Your objective >> Reproduce, with no changes, the lines of the data starting at the very first line and ending at the line that contains "svg-text:22k: 22k (175, 161, 201, 180)", both included.

======== Exercise material ========

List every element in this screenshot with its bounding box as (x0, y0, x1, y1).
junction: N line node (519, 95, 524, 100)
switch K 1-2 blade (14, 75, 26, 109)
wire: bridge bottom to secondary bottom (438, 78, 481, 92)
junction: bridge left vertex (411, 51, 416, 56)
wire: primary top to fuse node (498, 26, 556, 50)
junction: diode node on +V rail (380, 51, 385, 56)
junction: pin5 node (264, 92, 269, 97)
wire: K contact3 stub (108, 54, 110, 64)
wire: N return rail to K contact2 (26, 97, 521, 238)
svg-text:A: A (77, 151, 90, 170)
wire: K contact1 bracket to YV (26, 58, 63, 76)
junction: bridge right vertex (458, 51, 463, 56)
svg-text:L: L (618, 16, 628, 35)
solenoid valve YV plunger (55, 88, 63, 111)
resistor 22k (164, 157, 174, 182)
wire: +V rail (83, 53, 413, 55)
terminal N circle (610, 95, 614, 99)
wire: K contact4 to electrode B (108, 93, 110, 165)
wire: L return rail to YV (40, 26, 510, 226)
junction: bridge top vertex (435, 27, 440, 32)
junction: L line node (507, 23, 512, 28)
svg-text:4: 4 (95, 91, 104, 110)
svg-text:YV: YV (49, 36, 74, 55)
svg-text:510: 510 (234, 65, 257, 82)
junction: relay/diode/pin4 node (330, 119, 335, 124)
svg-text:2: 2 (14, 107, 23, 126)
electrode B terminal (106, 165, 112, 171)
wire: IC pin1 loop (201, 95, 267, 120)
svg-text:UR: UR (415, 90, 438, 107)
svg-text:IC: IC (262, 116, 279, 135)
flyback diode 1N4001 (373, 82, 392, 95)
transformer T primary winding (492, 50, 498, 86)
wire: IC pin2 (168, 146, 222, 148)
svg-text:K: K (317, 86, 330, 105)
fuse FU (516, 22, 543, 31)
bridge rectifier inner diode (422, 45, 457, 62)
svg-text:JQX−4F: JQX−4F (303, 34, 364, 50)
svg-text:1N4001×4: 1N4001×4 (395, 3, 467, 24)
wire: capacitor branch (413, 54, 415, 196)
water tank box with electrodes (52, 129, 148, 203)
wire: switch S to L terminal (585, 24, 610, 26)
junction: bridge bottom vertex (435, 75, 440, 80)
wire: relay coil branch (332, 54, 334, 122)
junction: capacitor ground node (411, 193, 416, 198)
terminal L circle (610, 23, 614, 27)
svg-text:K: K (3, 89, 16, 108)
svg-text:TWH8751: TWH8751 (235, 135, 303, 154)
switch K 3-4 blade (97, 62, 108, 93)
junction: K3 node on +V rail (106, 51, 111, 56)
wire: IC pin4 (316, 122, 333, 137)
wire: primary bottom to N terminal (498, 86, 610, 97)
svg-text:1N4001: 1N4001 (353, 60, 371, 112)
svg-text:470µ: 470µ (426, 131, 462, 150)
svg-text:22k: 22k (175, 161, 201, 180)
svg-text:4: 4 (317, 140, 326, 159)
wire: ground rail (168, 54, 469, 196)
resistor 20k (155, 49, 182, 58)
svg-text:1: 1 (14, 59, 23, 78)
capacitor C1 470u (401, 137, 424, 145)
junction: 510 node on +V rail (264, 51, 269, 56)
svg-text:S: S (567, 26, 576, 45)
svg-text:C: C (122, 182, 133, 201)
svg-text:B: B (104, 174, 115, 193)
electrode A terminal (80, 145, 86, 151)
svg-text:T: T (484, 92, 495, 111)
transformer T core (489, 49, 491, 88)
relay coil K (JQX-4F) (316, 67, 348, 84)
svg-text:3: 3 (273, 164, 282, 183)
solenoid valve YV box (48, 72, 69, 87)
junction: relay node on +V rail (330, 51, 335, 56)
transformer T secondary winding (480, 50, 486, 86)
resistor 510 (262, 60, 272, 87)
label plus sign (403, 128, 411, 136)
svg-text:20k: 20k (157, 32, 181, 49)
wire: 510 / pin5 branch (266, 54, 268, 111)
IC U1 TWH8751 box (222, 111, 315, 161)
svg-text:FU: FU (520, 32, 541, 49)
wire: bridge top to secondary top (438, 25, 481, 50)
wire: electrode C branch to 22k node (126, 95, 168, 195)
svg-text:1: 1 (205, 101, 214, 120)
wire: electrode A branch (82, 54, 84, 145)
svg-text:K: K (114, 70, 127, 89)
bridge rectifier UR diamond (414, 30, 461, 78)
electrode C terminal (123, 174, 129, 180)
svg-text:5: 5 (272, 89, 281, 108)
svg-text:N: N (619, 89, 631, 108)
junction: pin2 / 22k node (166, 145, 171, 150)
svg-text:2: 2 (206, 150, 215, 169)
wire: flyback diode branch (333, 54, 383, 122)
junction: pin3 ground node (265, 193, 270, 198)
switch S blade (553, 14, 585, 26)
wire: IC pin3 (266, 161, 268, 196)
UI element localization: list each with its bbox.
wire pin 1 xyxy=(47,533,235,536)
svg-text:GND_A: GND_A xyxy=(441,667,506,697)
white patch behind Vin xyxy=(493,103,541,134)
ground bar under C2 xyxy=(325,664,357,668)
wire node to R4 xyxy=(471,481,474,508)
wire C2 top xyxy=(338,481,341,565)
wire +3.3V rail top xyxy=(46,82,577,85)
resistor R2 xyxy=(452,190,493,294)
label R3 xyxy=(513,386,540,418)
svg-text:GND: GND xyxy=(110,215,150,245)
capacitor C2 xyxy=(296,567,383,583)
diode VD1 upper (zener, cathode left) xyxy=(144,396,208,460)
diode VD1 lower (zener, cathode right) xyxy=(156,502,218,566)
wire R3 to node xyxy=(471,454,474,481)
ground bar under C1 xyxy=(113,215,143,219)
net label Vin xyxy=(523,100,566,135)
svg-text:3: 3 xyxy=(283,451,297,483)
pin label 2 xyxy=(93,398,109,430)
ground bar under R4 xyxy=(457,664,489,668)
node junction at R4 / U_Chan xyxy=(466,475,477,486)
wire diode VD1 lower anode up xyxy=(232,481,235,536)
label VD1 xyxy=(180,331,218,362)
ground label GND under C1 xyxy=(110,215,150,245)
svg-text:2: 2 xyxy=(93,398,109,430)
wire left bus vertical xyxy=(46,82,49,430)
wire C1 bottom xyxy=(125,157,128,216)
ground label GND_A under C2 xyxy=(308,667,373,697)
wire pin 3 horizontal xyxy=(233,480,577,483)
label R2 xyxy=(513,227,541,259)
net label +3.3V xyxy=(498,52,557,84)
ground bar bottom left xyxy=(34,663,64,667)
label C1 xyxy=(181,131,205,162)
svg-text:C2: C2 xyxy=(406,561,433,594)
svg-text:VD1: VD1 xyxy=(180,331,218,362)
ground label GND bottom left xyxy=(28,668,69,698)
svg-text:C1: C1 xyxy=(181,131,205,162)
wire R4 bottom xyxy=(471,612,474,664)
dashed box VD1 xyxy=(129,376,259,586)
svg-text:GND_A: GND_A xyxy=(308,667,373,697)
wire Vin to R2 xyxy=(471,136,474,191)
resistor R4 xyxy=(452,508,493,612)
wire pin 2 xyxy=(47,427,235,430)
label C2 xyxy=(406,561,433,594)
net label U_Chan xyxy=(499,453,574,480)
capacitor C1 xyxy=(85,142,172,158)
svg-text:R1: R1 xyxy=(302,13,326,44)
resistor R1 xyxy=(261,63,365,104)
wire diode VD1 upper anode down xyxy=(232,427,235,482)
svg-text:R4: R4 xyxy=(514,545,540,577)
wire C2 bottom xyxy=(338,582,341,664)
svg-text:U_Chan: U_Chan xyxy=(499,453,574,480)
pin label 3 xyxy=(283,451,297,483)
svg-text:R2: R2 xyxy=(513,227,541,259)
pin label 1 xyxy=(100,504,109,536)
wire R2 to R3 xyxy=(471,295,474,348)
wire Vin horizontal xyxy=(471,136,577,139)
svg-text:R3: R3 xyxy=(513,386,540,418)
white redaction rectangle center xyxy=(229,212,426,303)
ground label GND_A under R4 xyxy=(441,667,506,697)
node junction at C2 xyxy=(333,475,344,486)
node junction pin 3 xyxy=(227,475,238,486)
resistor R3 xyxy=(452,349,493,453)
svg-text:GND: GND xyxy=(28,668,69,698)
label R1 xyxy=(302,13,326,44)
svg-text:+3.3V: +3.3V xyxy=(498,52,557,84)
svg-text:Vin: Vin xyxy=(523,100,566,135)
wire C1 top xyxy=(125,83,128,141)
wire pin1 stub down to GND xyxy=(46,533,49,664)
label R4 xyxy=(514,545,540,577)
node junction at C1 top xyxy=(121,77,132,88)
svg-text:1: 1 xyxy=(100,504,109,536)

========

Reply >>
List every element in this screenshot with its bounding box as (x0, y0, x1, y1).
junction: N line node (519, 95, 524, 100)
switch K 1-2 blade (14, 75, 26, 109)
wire: bridge bottom to secondary bottom (438, 78, 481, 92)
junction: bridge left vertex (411, 51, 416, 56)
wire: primary top to fuse node (498, 26, 556, 50)
junction: diode node on +V rail (380, 51, 385, 56)
junction: pin5 node (264, 92, 269, 97)
wire: K contact3 stub (108, 54, 110, 64)
wire: N return rail to K contact2 (26, 97, 521, 238)
svg-text:A: A (77, 151, 90, 170)
wire: K contact1 bracket to YV (26, 58, 63, 76)
junction: bridge right vertex (458, 51, 463, 56)
svg-text:L: L (618, 16, 628, 35)
solenoid valve YV plunger (55, 88, 63, 111)
resistor 22k (164, 157, 174, 182)
wire: +V rail (83, 53, 413, 55)
terminal N circle (610, 95, 614, 99)
wire: K contact4 to electrode B (108, 93, 110, 165)
wire: L return rail to YV (40, 26, 510, 226)
junction: bridge top vertex (435, 27, 440, 32)
junction: L line node (507, 23, 512, 28)
svg-text:4: 4 (95, 91, 104, 110)
svg-text:YV: YV (49, 36, 74, 55)
svg-text:510: 510 (234, 65, 257, 82)
junction: relay/diode/pin4 node (330, 119, 335, 124)
svg-text:2: 2 (14, 107, 23, 126)
electrode B terminal (106, 165, 112, 171)
wire: IC pin1 loop (201, 95, 267, 120)
svg-text:UR: UR (415, 90, 438, 107)
svg-text:IC: IC (262, 116, 279, 135)
flyback diode 1N4001 (373, 82, 392, 95)
transformer T primary winding (492, 50, 498, 86)
wire: IC pin2 (168, 146, 222, 148)
svg-text:K: K (317, 86, 330, 105)
fuse FU (516, 22, 543, 31)
bridge rectifier inner diode (422, 45, 457, 62)
svg-text:JQX−4F: JQX−4F (303, 34, 364, 50)
svg-text:1N4001×4: 1N4001×4 (395, 3, 467, 24)
wire: capacitor branch (413, 54, 415, 196)
water tank box with electrodes (52, 129, 148, 203)
wire: switch S to L terminal (585, 24, 610, 26)
junction: bridge bottom vertex (435, 75, 440, 80)
wire: relay coil branch (332, 54, 334, 122)
junction: capacitor ground node (411, 193, 416, 198)
terminal L circle (610, 23, 614, 27)
svg-text:K: K (3, 89, 16, 108)
svg-text:TWH8751: TWH8751 (235, 135, 303, 154)
switch K 3-4 blade (97, 62, 108, 93)
junction: K3 node on +V rail (106, 51, 111, 56)
wire: IC pin4 (316, 122, 333, 137)
wire: primary bottom to N terminal (498, 86, 610, 97)
svg-text:1N4001: 1N4001 (353, 60, 371, 112)
svg-text:470µ: 470µ (426, 131, 462, 150)
svg-text:22k: 22k (175, 161, 201, 180)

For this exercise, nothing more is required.